» **Source passage**:
┄┄┄┄┄┄┄┄┄┄┄┄┄┄┄┄┄┄┄┄
Does Ofsted’s draft inspection framework pass the inclusion test?

17 Jan 2019, 10:00

The beefed up focus on special needs and disabilities in Ofsted’s draft inspection framework is welcome, but there’s more they could do if they really want to incentivise schools to be inclusive, notes Adam Boddison

Earlier this year, I made the case that under Ofsted’s education inspection framework (EIF) no school should be able to be outstanding unless they can demonstrate that they are inclusive. With this principle in mind, I have looked carefully at the draft school inspection handbook and whilst I welcome the progress that has been made, there is still more to be done.

The EIF goes some way in making explicit references to special education needs or disabilities (SEND) and the expectations in relation to inspection. Paragraphs 293 to 295 in particular provide guidance on how inspectors should apply the EIF in relation to special schools and SEND in mainstream schools. There is an acknowledgement of the individualised provision that is often required for learners with SEND, and that it would be inappropriate to directly compare their outcomes given their vastly different starting points and pathways.
┄┄┄┄┄┄┄┄┄┄┄┄┄┄┄┄┄┄┄┄
» **Dataset excerpt**:
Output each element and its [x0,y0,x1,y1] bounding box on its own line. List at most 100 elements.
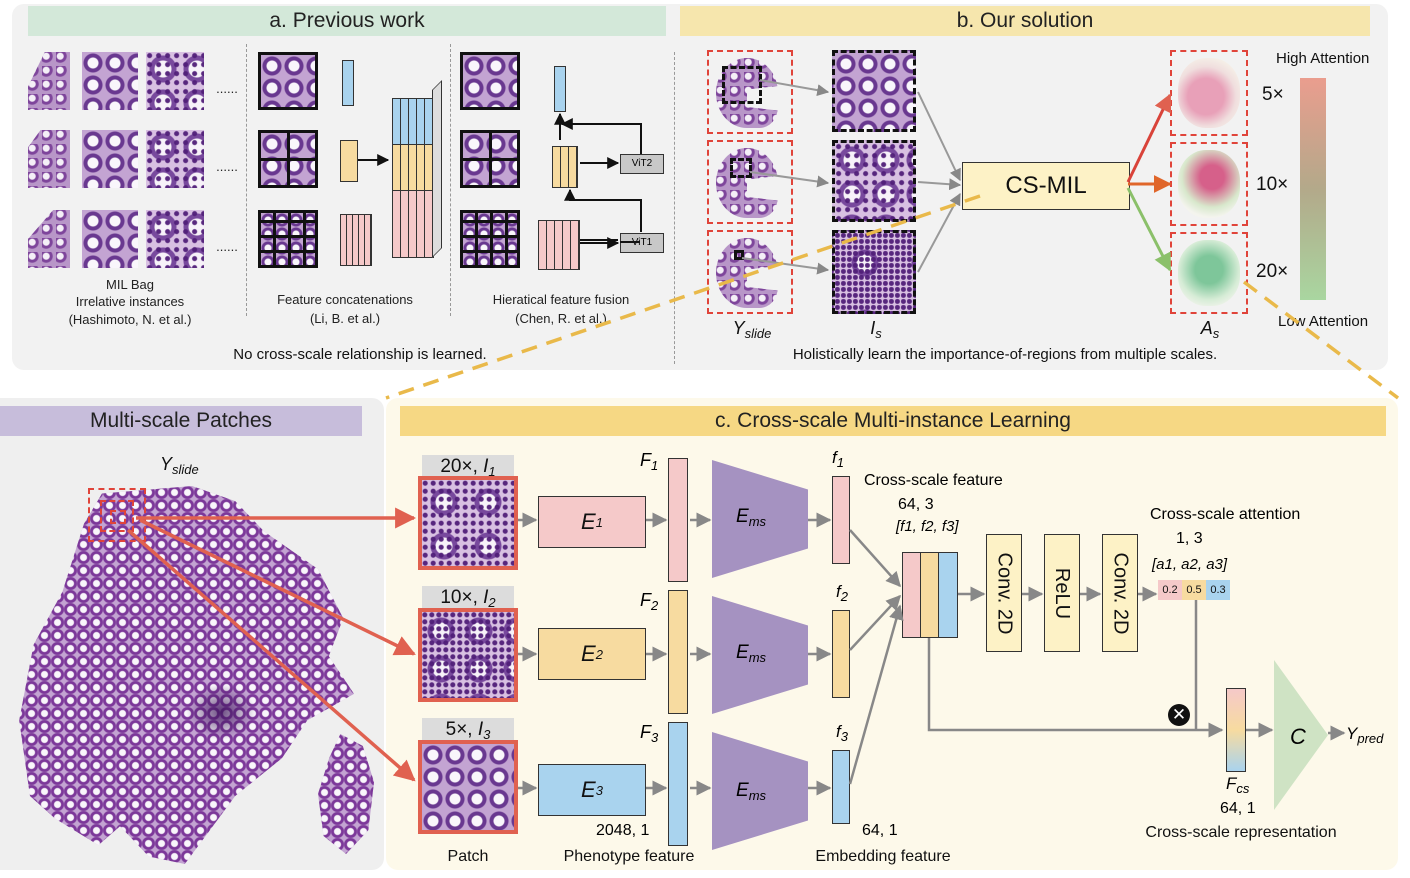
┄┄┄┄┄┄┄┄┄┄┄┄┄┄┄┄┄┄┄┄
Please name the paragraphs that, according to the article on Ofsted's draft inspection framework, guide inspectors on applying the EIF to special schools and to SEND in mainstream schools.

Paragraphs 293 to 295.